Exercise task - List each line of the data in which the string "سورة" appears.

Dataset items:
──────

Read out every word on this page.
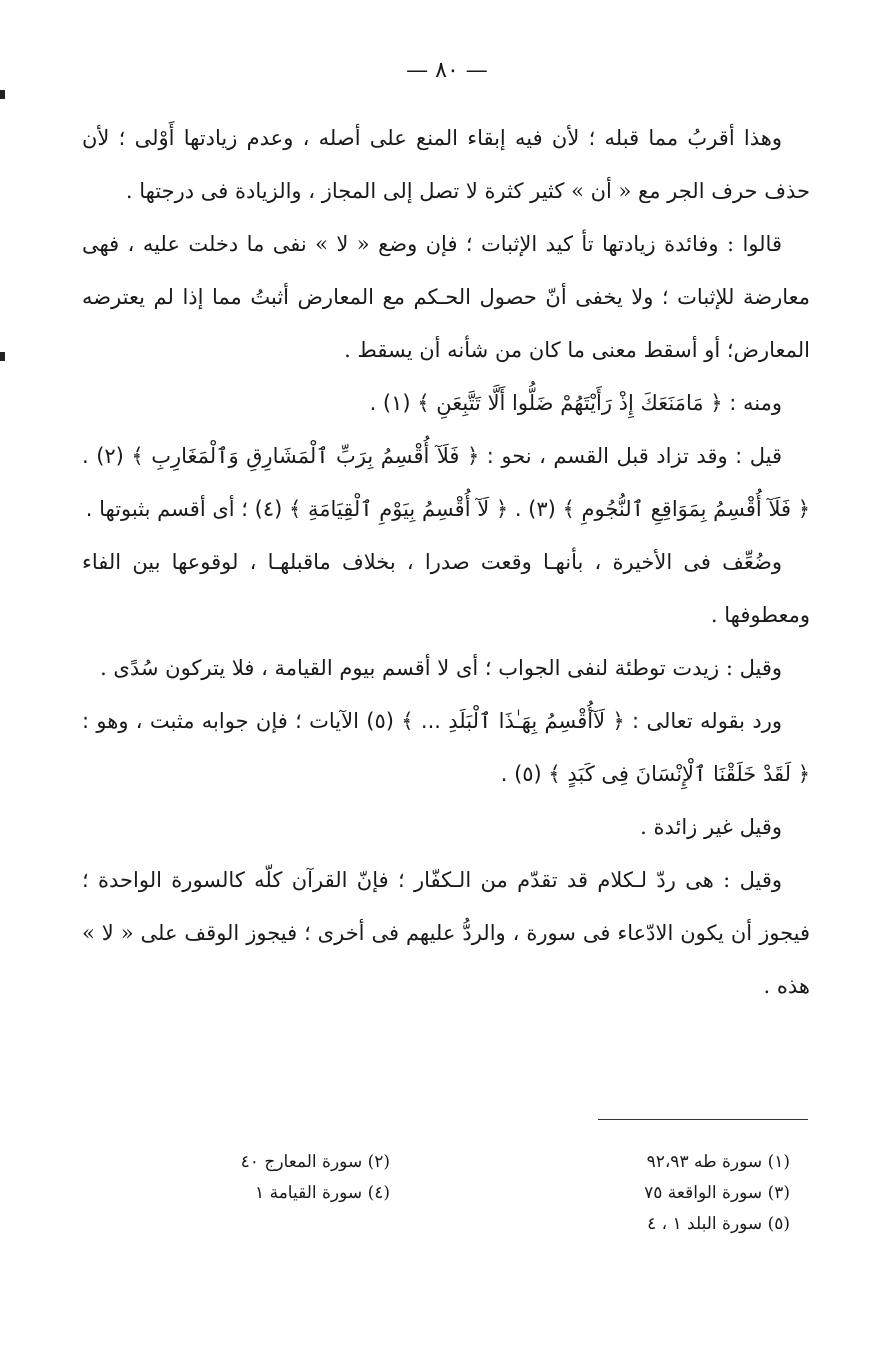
— ٨٠ —

وهذا أقربُ مما قبله ؛ لأن فيه إبقاء المنع على أصله ، وعدم زيادتها أَوْلى ؛ لأن حذف حرف الجر مع « أن » كثير كثرة لا تصل إلى المجاز ، والزيادة فى درجتها .

قالوا : وفائدة زيادتها تأ كيد الإثبات ؛ فإن وضع « لا » نفى ما دخلت عليه ، فهى معارضة للإثبات ؛ ولا يخفى أنّ حصول الحـكم مع المعارض أثبتُ مما إذا لم يعترضه المعارض؛ أو أسقط معنى ما كان من شأنه أن يسقط .

ومنه : ﴿ مَامَنَعَكَ إِذْ رَأَيْتَهُمْ ضَلُّوا أَلَّا تَتَّبِعَنِ ﴾ (١) .

قيل : وقد تزاد قبل القسم ، نحو : ﴿ فَلَآ أُقْسِمُ بِرَبِّ ٱلْمَشَارِقِ وَٱلْمَغَارِبِ ﴾ (٢) . ﴿ فَلَآ أُقْسِمُ بِمَوَاقِعِ ٱلنُّجُومِ ﴾ (٣) . ﴿ لَآ أُقْسِمُ بِيَوْمِ ٱلْقِيَامَةِ ﴾ (٤) ؛ أى أقسم بثبوتها .

وضُعِّف فى الأخيرة ، بأنهـا وقعت صدرا ، بخلاف ماقبلهـا ، لوقوعها بين الفاء ومعطوفها .

وقيل : زيدت توطئة لنفى الجواب ؛ أى لا أقسم بيوم القيامة ، فلا يتركون سُدًى .

ورد بقوله تعالى : ﴿ لَآأُقْسِمُ بِهَـٰذَا ٱلْبَلَدِ ... ﴾ (٥) الآيات ؛ فإن جوابه مثبت ، وهو : ﴿ لَقَدْ خَلَقْنَا ٱلْإِنْسَانَ فِى كَبَدٍ ﴾ (٥) .

وقيل غير زائدة .

وقيل : هى ردّ لـكلام قد تقدّم من الـكفّار ؛ فإنّ القرآن كلّه كالسورة الواحدة ؛ فيجوز أن يكون الادّعاء فى سورة ، والردُّ عليهم فى أخرى ؛ فيجوز الوقف على « لا » هذه .

(١) سورة طه ٩٢،٩٣
(٣) سورة الواقعة ٧٥
(٥) سورة البلد ١ ، ٤
(٢) سورة المعارج ٤٠
(٤) سورة القيامة ١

──────

Expected answer -
وقيل : هى ردّ لـكلام قد تقدّم من الـكفّار ؛ فإنّ القرآن كلّه كالسورة الواحدة ؛ فيجوز أن يكون الادّعاء فى سورة ، والردُّ عليهم فى أخرى ؛ فيجوز الوقف على « لا » هذه .
(١) سورة طه ٩٢،٩٣
(٣) سورة الواقعة ٧٥
(٥) سورة البلد ١ ، ٤
(٢) سورة المعارج ٤٠
(٤) سورة القيامة ١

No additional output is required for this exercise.